* start *

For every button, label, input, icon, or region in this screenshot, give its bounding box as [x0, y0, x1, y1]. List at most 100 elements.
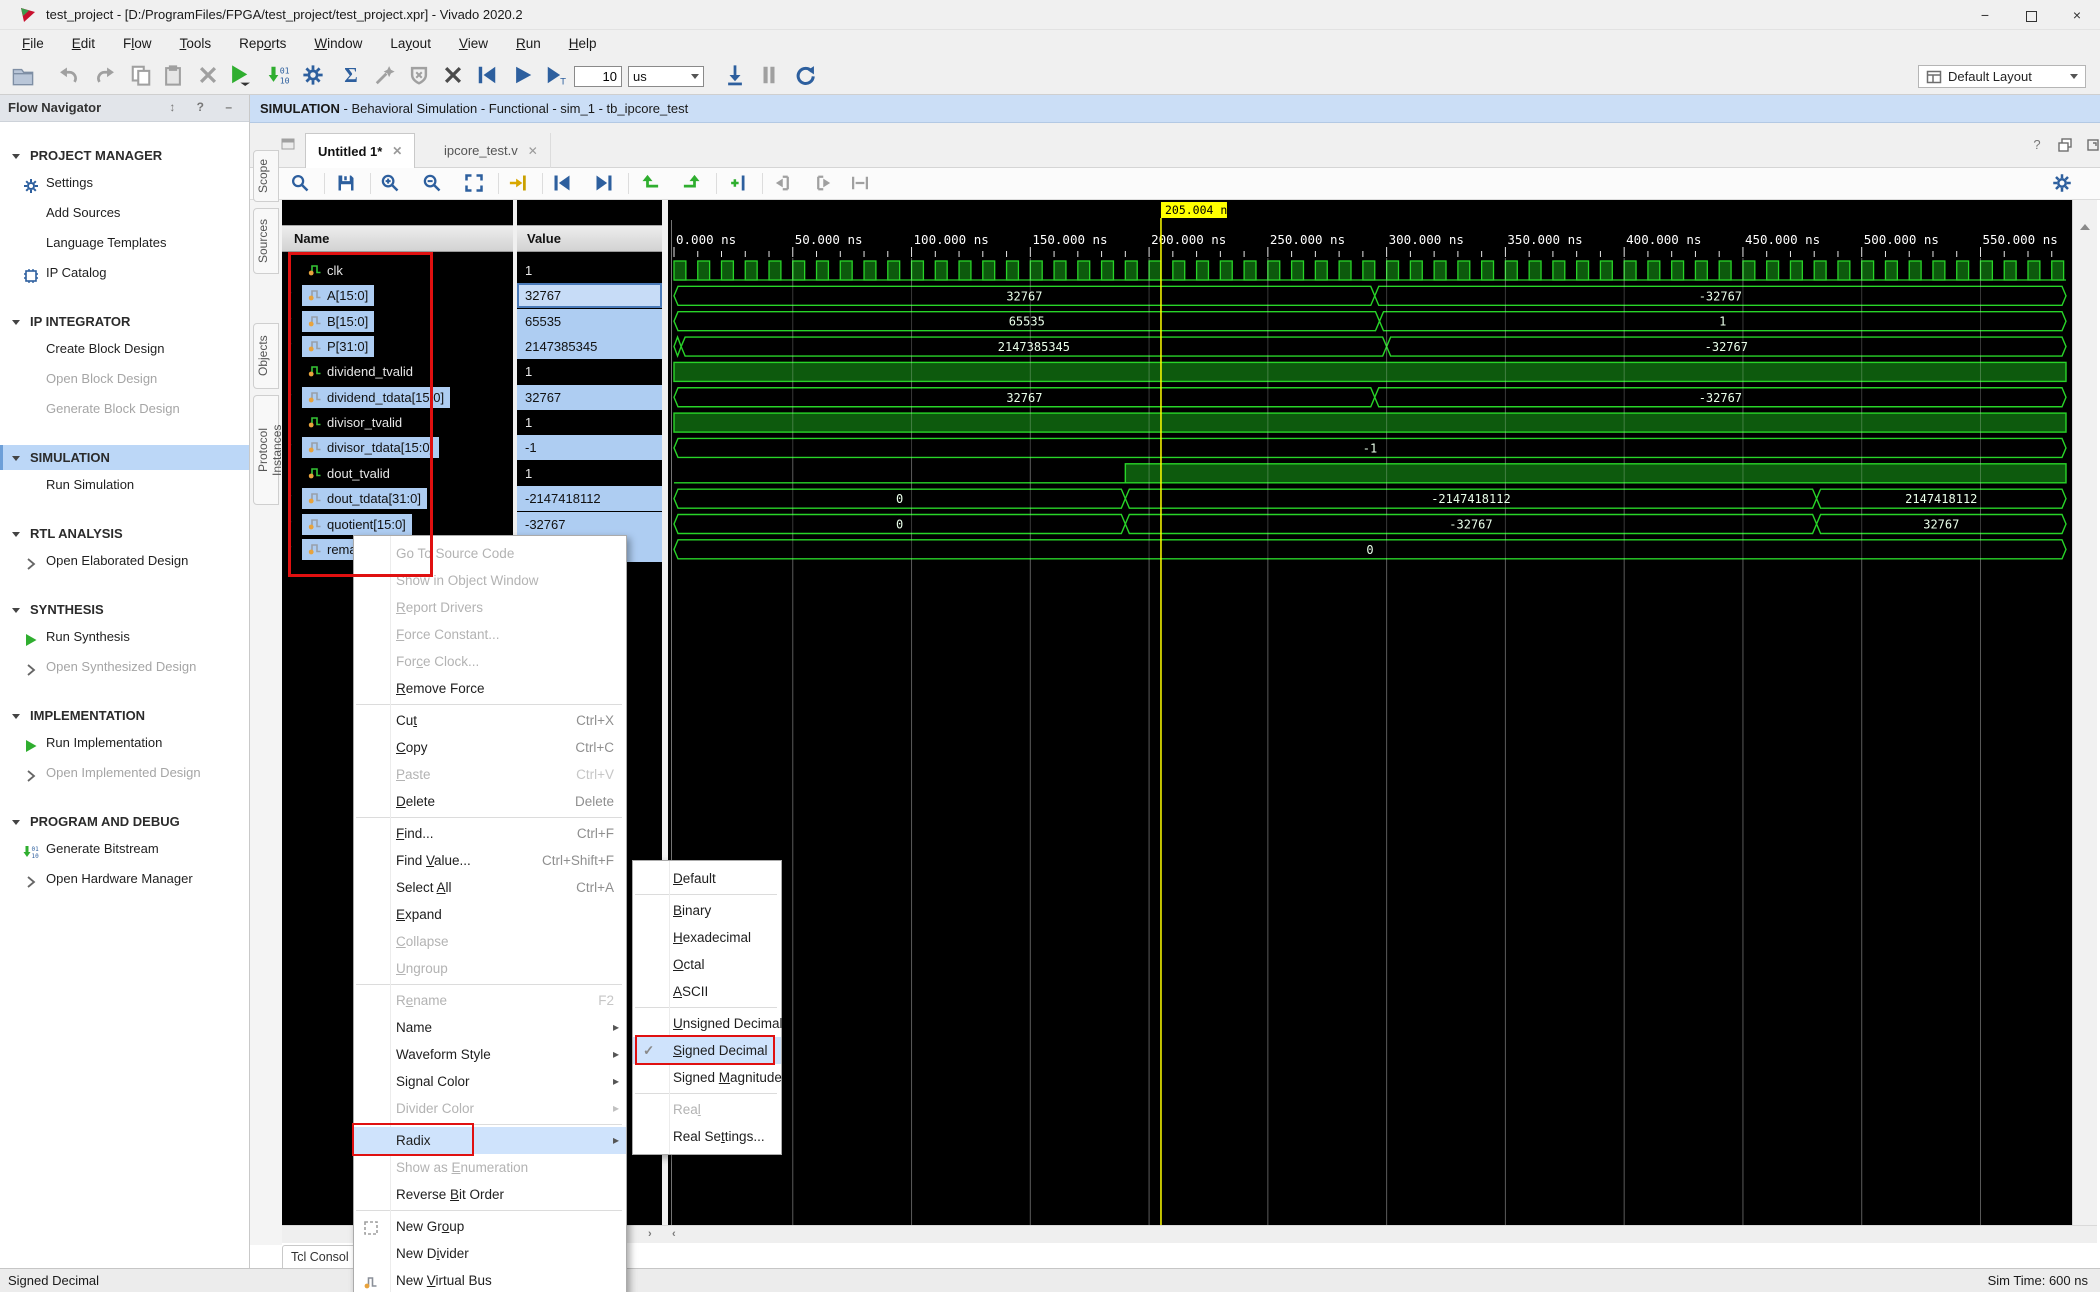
signal-name-chip[interactable]: quotient[15:0] [302, 514, 412, 535]
time-unit-select[interactable]: us [628, 66, 704, 87]
flow-item-generate-bitstream[interactable]: 0110Generate Bitstream [0, 834, 249, 864]
menu-item-remove-force[interactable]: Remove Force [354, 675, 626, 702]
close-button[interactable]: × [2054, 0, 2100, 30]
menu-item-new-divider[interactable]: New Divider [354, 1240, 626, 1267]
menu-run[interactable]: Run [502, 30, 555, 58]
signal-name-chip[interactable]: dividend_tvalid [302, 361, 419, 382]
goto-cursor-icon[interactable] [812, 173, 832, 193]
flow-item-run-implementation[interactable]: Run Implementation [0, 728, 249, 758]
flow-item-generate-block-design[interactable]: Generate Block Design [0, 394, 249, 424]
menu-layout[interactable]: Layout [376, 30, 445, 58]
cursor-span-icon[interactable] [850, 173, 870, 193]
scroll-right-icon[interactable]: › [648, 1228, 652, 1240]
menu-item-find-value[interactable]: Find Value...Ctrl+Shift+F [354, 847, 626, 874]
add-marker-icon[interactable] [728, 173, 748, 193]
previous-transition-icon[interactable] [640, 173, 660, 193]
help-icon[interactable]: ? [2028, 137, 2046, 155]
menu-item-divider-color[interactable]: Divider Color▸ [354, 1095, 626, 1122]
signal-value-b-15-0[interactable]: 65535 [517, 309, 662, 334]
name-column-header[interactable]: Name [282, 225, 513, 252]
flow-section-program-and-debug[interactable]: PROGRAM AND DEBUG [0, 809, 249, 834]
flow-item-open-synthesized-design[interactable]: Open Synthesized Design [0, 652, 249, 682]
flow-item-run-simulation[interactable]: Run Simulation [0, 470, 249, 500]
signal-row-dout-tdata-31-0[interactable]: ›dout_tdata[31:0] [282, 486, 513, 511]
side-tab-scope[interactable]: Scope [253, 150, 279, 202]
signal-row-b-15-0[interactable]: ›B[15:0] [282, 309, 513, 334]
zoom-out-icon[interactable] [422, 173, 442, 193]
signal-name-chip[interactable]: dout_tdata[31:0] [302, 488, 427, 509]
flow-section-synthesis[interactable]: SYNTHESIS [0, 597, 249, 622]
signal-value-quotient-15-0[interactable]: -32767 [517, 512, 662, 537]
menu-item-radix[interactable]: Radix▸ [354, 1127, 626, 1154]
signal-name-chip[interactable]: divisor_tvalid [302, 412, 408, 433]
signal-row-dout-tvalid[interactable]: dout_tvalid [282, 461, 513, 486]
tab-ipcore-test[interactable]: ipcore_test.v ✕ [432, 133, 551, 168]
menu-help[interactable]: Help [555, 30, 611, 58]
find-icon[interactable] [290, 173, 310, 193]
waveform-canvas[interactable]: 0.000 ns50.000 ns100.000 ns150.000 ns200… [668, 200, 2072, 1225]
menu-item-find[interactable]: Find...Ctrl+F [354, 820, 626, 847]
menu-flow[interactable]: Flow [109, 30, 166, 58]
menu-item-report-drivers[interactable]: Report Drivers [354, 594, 626, 621]
menu-item-copy[interactable]: CopyCtrl+C [354, 734, 626, 761]
menu-item-cut[interactable]: CutCtrl+X [354, 707, 626, 734]
menu-item-ascii[interactable]: ASCII [633, 978, 781, 1005]
step-icon[interactable] [724, 64, 746, 86]
signal-row-dividend-tdata-15-0[interactable]: ›dividend_tdata[15:0] [282, 385, 513, 410]
tab-tcl-console[interactable]: Tcl Consol [282, 1245, 362, 1268]
side-tab-protocol-instances[interactable]: Protocol Instances [253, 395, 279, 505]
menu-tools[interactable]: Tools [166, 30, 226, 58]
flow-section-simulation[interactable]: SIMULATION [0, 445, 249, 470]
swap-cursor-icon[interactable] [774, 173, 794, 193]
menu-item-rename[interactable]: RenameF2 [354, 987, 626, 1014]
signal-value-divisor-tdata-15-0[interactable]: -1 [517, 435, 662, 460]
menu-item-expand[interactable]: Expand [354, 901, 626, 928]
layout-select[interactable]: Default Layout [1918, 65, 2086, 88]
flow-item-open-implemented-design[interactable]: Open Implemented Design [0, 758, 249, 788]
expand-icon[interactable]: › [288, 516, 292, 528]
signal-name-chip[interactable]: P[31:0] [302, 336, 374, 357]
menu-item-select-all[interactable]: Select AllCtrl+A [354, 874, 626, 901]
vertical-scrollbar[interactable] [2072, 200, 2097, 1225]
menu-item-unsigned-decimal[interactable]: Unsigned Decimal [633, 1010, 781, 1037]
menu-item-real-settings[interactable]: Real Settings... [633, 1123, 781, 1150]
validate-icon[interactable] [408, 64, 430, 86]
menu-window[interactable]: Window [300, 30, 376, 58]
run-button-icon[interactable] [228, 64, 250, 86]
elaborate-icon[interactable] [374, 64, 396, 86]
scroll-up-icon[interactable] [2080, 224, 2090, 230]
signal-value-clk[interactable]: 1 [517, 258, 662, 283]
menu-item-signed-magnitude[interactable]: Signed Magnitude [633, 1064, 781, 1091]
signal-row-clk[interactable]: clk [282, 258, 513, 283]
next-marker-icon[interactable] [594, 173, 614, 193]
undo-icon[interactable] [58, 64, 80, 86]
maximize-pane-icon[interactable] [2084, 137, 2100, 155]
signal-value-a-15-0[interactable]: 32767 [517, 283, 662, 308]
flow-item-open-block-design[interactable]: Open Block Design [0, 364, 249, 394]
menu-item-octal[interactable]: Octal [633, 951, 781, 978]
menu-item-new-virtual-bus[interactable]: New Virtual Bus [354, 1267, 626, 1292]
float-window-icon[interactable] [2056, 137, 2074, 155]
save-waveform-icon[interactable] [336, 173, 356, 193]
restart-sim-icon[interactable] [476, 64, 498, 86]
menu-item-new-group[interactable]: New Group [354, 1213, 626, 1240]
expand-icon[interactable]: › [288, 389, 292, 401]
signal-value-p-31-0[interactable]: 2147385345 [517, 334, 662, 359]
report-sigma-icon[interactable]: Σ [340, 64, 362, 86]
flow-section-rtl-analysis[interactable]: RTL ANALYSIS [0, 521, 249, 546]
flow-item-ip-catalog[interactable]: IP Catalog [0, 258, 249, 288]
menu-item-signed-decimal[interactable]: ✓Signed Decimal [633, 1037, 781, 1064]
next-transition-icon[interactable] [682, 173, 702, 193]
menu-item-force-constant[interactable]: Force Constant... [354, 621, 626, 648]
flow-section-implementation[interactable]: IMPLEMENTATION [0, 703, 249, 728]
signal-value-dividend-tdata-15-0[interactable]: 32767 [517, 385, 662, 410]
settings-gear-icon[interactable] [302, 64, 324, 86]
flow-item-add-sources[interactable]: Add Sources [0, 198, 249, 228]
pause-icon[interactable] [758, 64, 780, 86]
run-all-icon[interactable] [512, 64, 534, 86]
menu-item-binary[interactable]: Binary [633, 897, 781, 924]
copy-icon[interactable] [130, 64, 152, 86]
scroll-left-icon[interactable]: ‹ [672, 1228, 676, 1240]
menu-item-show-in-object-window[interactable]: Show in Object Window [354, 567, 626, 594]
flow-item-open-hardware-manager[interactable]: Open Hardware Manager [0, 864, 249, 894]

* end *

● Exercise brief
Recast every line of the records above as a Markdown table with two columns, Row and Entry, numbering the rows and skipping blank lines. Leave the pictures out of the table.

● Exercise answer
| Row | Entry |
|---|---|
| 1 | For every button, label, input, icon, or region in this screenshot, give its bounding box as [x0, y0, x1, y1]. List at most 100 elements. |
| 2 | signal-name-chip[interactable]: quotient[15:0] [302, 514, 412, 535] |
| 3 | time-unit-select[interactable]: us [628, 66, 704, 87] |
| 4 | flow-item-generate-bitstream[interactable]: 0110Generate Bitstream [0, 834, 249, 864] |
| 5 | menu-item-remove-force[interactable]: Remove Force [354, 675, 626, 702] |
| 6 | close-button[interactable]: × [2054, 0, 2100, 30] |
| 7 | menu-item-new-divider[interactable]: New Divider [354, 1240, 626, 1267] |
| 8 | menu-run[interactable]: Run [502, 30, 555, 58] |
| 9 | signal-name-chip[interactable]: dividend_tvalid [302, 361, 419, 382] |
| 10 | goto-cursor-icon[interactable] [812, 173, 832, 193] |
| 11 | flow-item-run-implementation[interactable]: Run Implementation [0, 728, 249, 758] |
| 12 | flow-item-generate-block-design[interactable]: Generate Block Design [0, 394, 249, 424] |
| 13 | menu-layout[interactable]: Layout [376, 30, 445, 58] |
| 14 | cursor-span-icon[interactable] [850, 173, 870, 193] |
| 15 | scroll-right-icon[interactable]: › [648, 1228, 652, 1240] |
| 16 | menu-item-find-value[interactable]: Find Value...Ctrl+Shift+F [354, 847, 626, 874] |
| 17 | add-marker-icon[interactable] [728, 173, 748, 193] |
| 18 | previous-transition-icon[interactable] [640, 173, 660, 193] |
| 19 | help-icon[interactable]: ? [2028, 137, 2046, 155] |
| 20 | menu-item-divider-color[interactable]: Divider Color▸ [354, 1095, 626, 1122] |
| 21 | signal-value-b-15-0[interactable]: 65535 [517, 309, 662, 334] |
| 22 | name-column-header[interactable]: Name [282, 225, 513, 252] |
| 23 | flow-section-program-and-debug[interactable]: PROGRAM AND DEBUG [0, 809, 249, 834] |
| 24 | flow-item-open-synthesized-design[interactable]: Open Synthesized Design [0, 652, 249, 682] |
| 25 | flow-item-run-simulation[interactable]: Run Simulation [0, 470, 249, 500] |
| 26 | signal-row-dout-tdata-31-0[interactable]: ›dout_tdata[31:0] [282, 486, 513, 511] |
| 27 | side-tab-scope[interactable]: Scope [253, 150, 279, 202] |
| 28 | signal-row-b-15-0[interactable]: ›B[15:0] [282, 309, 513, 334] |
| 29 | zoom-out-icon[interactable] [422, 173, 442, 193] |
| 30 | signal-name-chip[interactable]: dout_tdata[31:0] [302, 488, 427, 509] |
| 31 | flow-section-synthesis[interactable]: SYNTHESIS [0, 597, 249, 622] |
| 32 | signal-value-quotient-15-0[interactable]: -32767 [517, 512, 662, 537] |
| 33 | menu-item-radix[interactable]: Radix▸ [354, 1127, 626, 1154] |
| 34 | signal-name-chip[interactable]: divisor_tvalid [302, 412, 408, 433] |
| 35 | signal-row-dout-tvalid[interactable]: dout_tvalid [282, 461, 513, 486] |
| 36 | tab-ipcore-test[interactable]: ipcore_test.v ✕ [432, 133, 551, 168] |
| 37 | menu-help[interactable]: Help [555, 30, 611, 58] |
| 38 | find-icon[interactable] [290, 173, 310, 193] |
| 39 | waveform-canvas[interactable]: 0.000 ns50.000 ns100.000 ns150.000 ns200… [668, 200, 2072, 1225] |
| 40 | menu-item-find[interactable]: Find...Ctrl+F [354, 820, 626, 847] |
| 41 | menu-flow[interactable]: Flow [109, 30, 166, 58] |
| 42 | menu-item-report-drivers[interactable]: Report Drivers [354, 594, 626, 621] |
| 43 | menu-item-copy[interactable]: CopyCtrl+C [354, 734, 626, 761] |
| 44 | menu-item-cut[interactable]: CutCtrl+X [354, 707, 626, 734] |
| 45 | menu-item-ascii[interactable]: ASCII [633, 978, 781, 1005] |
| 46 | step-icon[interactable] [724, 64, 746, 86] |
| 47 | signal-row-dividend-tdata-15-0[interactable]: ›dividend_tdata[15:0] [282, 385, 513, 410] |
| 48 | tab-tcl-console[interactable]: Tcl Consol [282, 1245, 362, 1268] |
| 49 | side-tab-protocol-instances[interactable]: Protocol Instances [253, 395, 279, 505] |
| 50 | menu-tools[interactable]: Tools [166, 30, 226, 58] |
| 51 | flow-section-simulation[interactable]: SIMULATION [0, 445, 249, 470] |
| 52 | swap-cursor-icon[interactable] [774, 173, 794, 193] |
| 53 | menu-item-rename[interactable]: RenameF2 [354, 987, 626, 1014] |
| 54 | signal-value-divisor-tdata-15-0[interactable]: -1 [517, 435, 662, 460] |
| 55 | menu-item-expand[interactable]: Expand [354, 901, 626, 928] |
| 56 | layout-select[interactable]: Default Layout [1918, 65, 2086, 88] |
| 57 | flow-item-open-implemented-design[interactable]: Open Implemented Design [0, 758, 249, 788] |
| 58 | expand-icon[interactable]: › [288, 516, 292, 528] |
| 59 | signal-name-chip[interactable]: P[31:0] [302, 336, 374, 357] |
| 60 | menu-item-select-all[interactable]: Select AllCtrl+A [354, 874, 626, 901] |
| 61 | vertical-scrollbar[interactable] [2072, 200, 2097, 1225] |
| 62 | menu-item-unsigned-decimal[interactable]: Unsigned Decimal [633, 1010, 781, 1037] |
| 63 | menu-item-real-settings[interactable]: Real Settings... [633, 1123, 781, 1150] |
| 64 | validate-icon[interactable] [408, 64, 430, 86] |
| 65 | menu-window[interactable]: Window [300, 30, 376, 58] |
| 66 | run-button-icon[interactable] [228, 64, 250, 86] |
| 67 | elaborate-icon[interactable] [374, 64, 396, 86] |
| 68 | scroll-up-icon[interactable] [2080, 224, 2090, 230] |
| 69 | signal-value-clk[interactable]: 1 [517, 258, 662, 283] |
| 70 | menu-item-signed-magnitude[interactable]: Signed Magnitude [633, 1064, 781, 1091] |
| 71 | signal-row-clk[interactable]: clk [282, 258, 513, 283] |
| 72 | next-marker-icon[interactable] [594, 173, 614, 193] |
| 73 | undo-icon[interactable] [58, 64, 80, 86] |
| 74 | maximize-pane-icon[interactable] [2084, 137, 2100, 155] |
| 75 | signal-value-a-15-0[interactable]: 32767 [517, 283, 662, 308] |
| 76 | flow-item-open-block-design[interactable]: Open Block Design [0, 364, 249, 394] |
| 77 | menu-item-octal[interactable]: Octal [633, 951, 781, 978] |
| 78 | menu-item-new-virtual-bus[interactable]: New Virtual Bus [354, 1267, 626, 1292] |
| 79 | float-window-icon[interactable] [2056, 137, 2074, 155] |
| 80 | save-waveform-icon[interactable] [336, 173, 356, 193] |
| 81 | restart-sim-icon[interactable] [476, 64, 498, 86] |
| 82 | menu-item-new-group[interactable]: New Group [354, 1213, 626, 1240] |
| 83 | expand-icon[interactable]: › [288, 389, 292, 401] |
| 84 | signal-value-p-31-0[interactable]: 2147385345 [517, 334, 662, 359] |
| 85 | report-sigma-icon[interactable]: Σ [340, 64, 362, 86] |
| 86 | flow-section-rtl-analysis[interactable]: RTL ANALYSIS [0, 521, 249, 546] |
| 87 | flow-item-ip-catalog[interactable]: IP Catalog [0, 258, 249, 288] |
| 88 | menu-item-signed-decimal[interactable]: ✓Signed Decimal [633, 1037, 781, 1064] |
| 89 | next-transition-icon[interactable] [682, 173, 702, 193] |
| 90 | menu-item-force-constant[interactable]: Force Constant... [354, 621, 626, 648] |
| 91 | flow-section-implementation[interactable]: IMPLEMENTATION [0, 703, 249, 728] |
| 92 | signal-value-dividend-tdata-15-0[interactable]: 32767 [517, 385, 662, 410] |
| 93 | settings-gear-icon[interactable] [302, 64, 324, 86] |
| 94 | flow-item-add-sources[interactable]: Add Sources [0, 198, 249, 228] |
| 95 | pause-icon[interactable] [758, 64, 780, 86] |
| 96 | run-all-icon[interactable] [512, 64, 534, 86] |
| 97 | menu-item-binary[interactable]: Binary [633, 897, 781, 924] |
| 98 | copy-icon[interactable] [130, 64, 152, 86] |
| 99 | scroll-left-icon[interactable]: ‹ [672, 1228, 676, 1240] |
| 100 | menu-item-show-in-object-window[interactable]: Show in Object Window [354, 567, 626, 594] |
| 101 | flow-item-open-hardware-manager[interactable]: Open Hardware Manager [0, 864, 249, 894] |